[Dataset items]
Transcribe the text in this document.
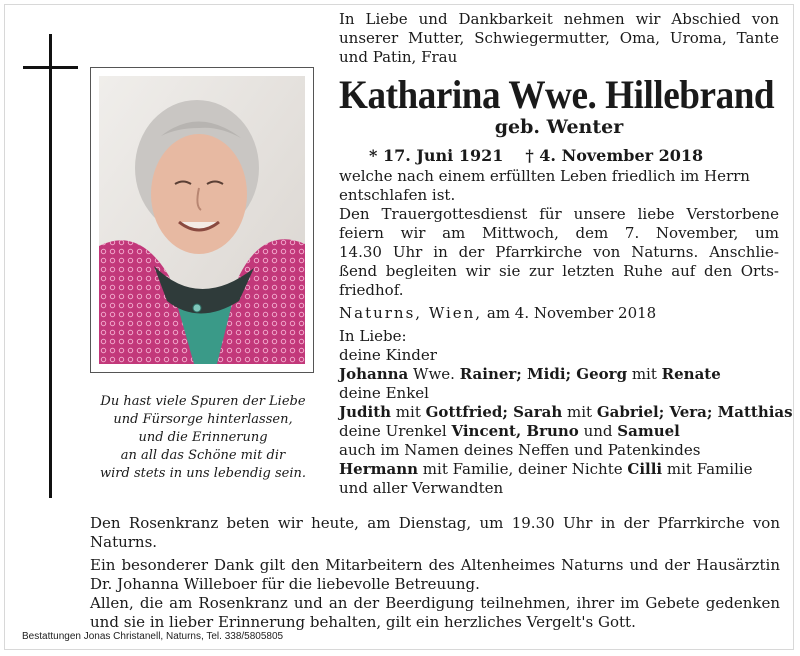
Du hast viele Spuren der Liebe
und Fürsorge hinterlassen,
und die Erinnerung
an all das Schöne mit dir
wird stets in uns lebendig sein.
In Liebe und Dankbarkeit nehmen wir Abschied von
unserer Mutter, Schwiegermutter, Oma, Uroma, Tante
und Patin, Frau
Katharina Wwe. Hillebrand
geb. Wenter
* 17. Juni 1921 † 4. November 2018
welche nach einem erfüllten Leben friedlich im Herrn
entschlafen ist.
Den Trauergottesdienst für unsere liebe Verstorbene
feiern wir am Mittwoch, dem 7. November, um
14.30 Uhr in der Pfarrkirche von Naturns. Anschlie-
ßend begleiten wir sie zur letzten Ruhe auf den Orts-
friedhof.
Naturns, Wien, am 4. November 2018
In Liebe:
deine Kinder
Johanna Wwe. Rainer; Midi; Georg mit Renate
deine Enkel
Judith mit Gottfried; Sarah mit Gabriel; Vera; Matthias
deine Urenkel Vincent, Bruno und Samuel
auch im Namen deines Neffen und Patenkindes
Hermann mit Familie, deiner Nichte Cilli mit Familie
und aller Verwandten
Den Rosenkranz beten wir heute, am Dienstag, um 19.30 Uhr in der Pfarrkirche von
Naturns.
Ein besonderer Dank gilt den Mitarbeitern des Altenheimes Naturns und der Hausärztin
Dr. Johanna Willeboer für die liebevolle Betreuung.
Allen, die am Rosenkranz und an der Beerdigung teilnehmen, ihrer im Gebete gedenken
und sie in lieber Erinnerung behalten, gilt ein herzliches Vergelt's Gott.
Bestattungen Jonas Christanell, Naturns, Tel. 338/5805805
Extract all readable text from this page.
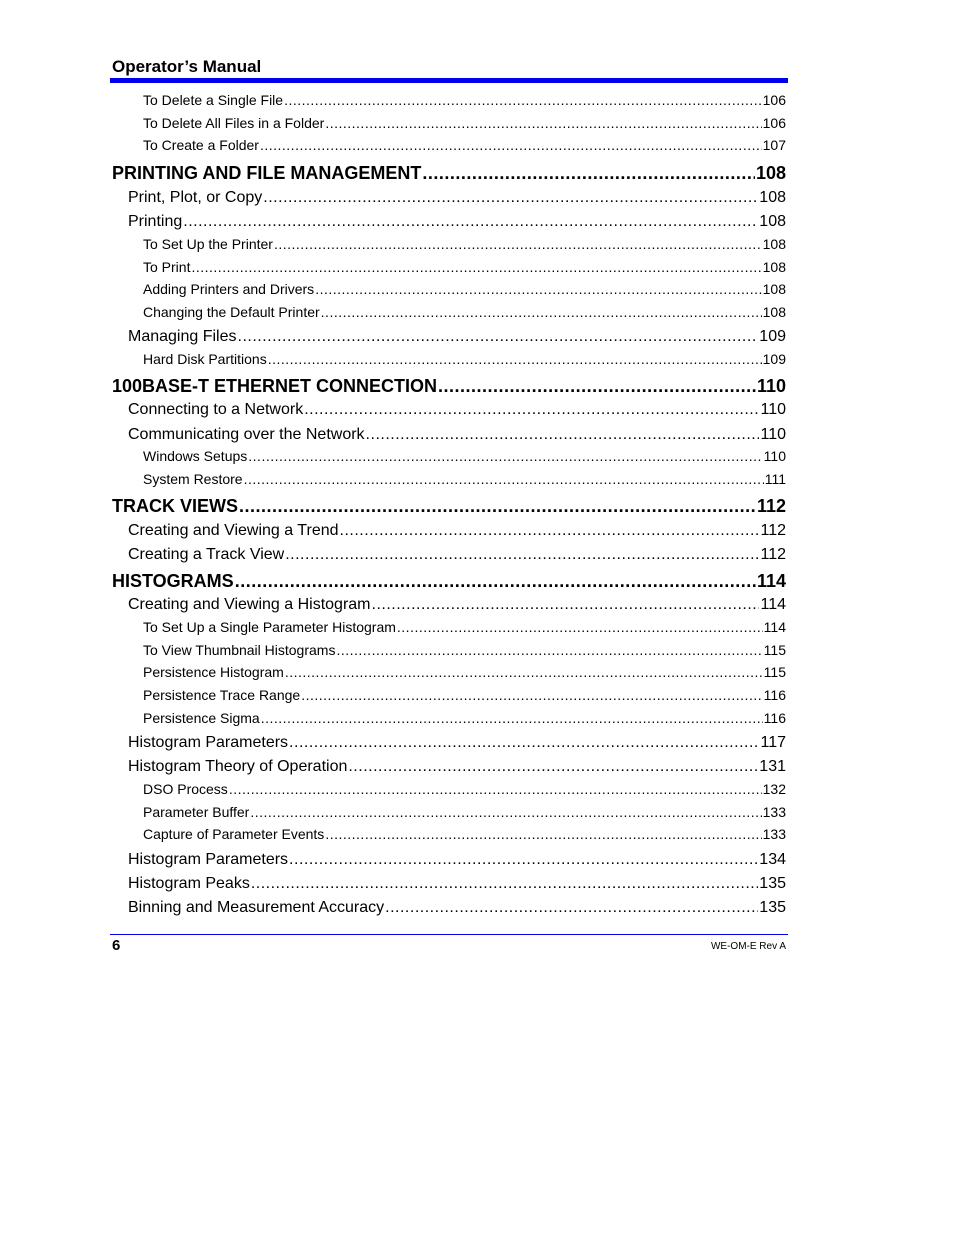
Operator’s Manual
To Delete a Single File .....	106
To Delete All Files in a Folder .....	106
To Create a Folder .....	107
PRINTING AND FILE MANAGEMENT .....	108
Print, Plot, or Copy .....	108
Printing .....	108
To Set Up the Printer .....	108
To Print .....	108
Adding Printers and Drivers .....	108
Changing the Default Printer .....	108
Managing Files .....	109
Hard Disk Partitions .....	109
100BASE-T ETHERNET CONNECTION .....	110
Connecting to a Network .....	110
Communicating over the Network .....	110
Windows Setups .....	110
System Restore .....	111
TRACK VIEWS .....	112
Creating and Viewing a Trend .....	112
Creating a Track View .....	112
HISTOGRAMS .....	114
Creating and Viewing a Histogram .....	114
To Set Up a Single Parameter Histogram .....	114
To View Thumbnail Histograms .....	115
Persistence Histogram .....	115
Persistence Trace Range .....	116
Persistence Sigma .....	116
Histogram Parameters .....	117
Histogram Theory of Operation .....	131
DSO Process .....	132
Parameter Buffer .....	133
Capture of Parameter Events .....	133
Histogram Parameters .....	134
Histogram Peaks .....	135
Binning and Measurement Accuracy .....	135
6	WE-OM-E Rev A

[THE REQUEST]: Identify and extract each line of the listing that contains "Parameters".

[THE SOLUTION]:
Histogram Parameters .....	117
Histogram Parameters .....	134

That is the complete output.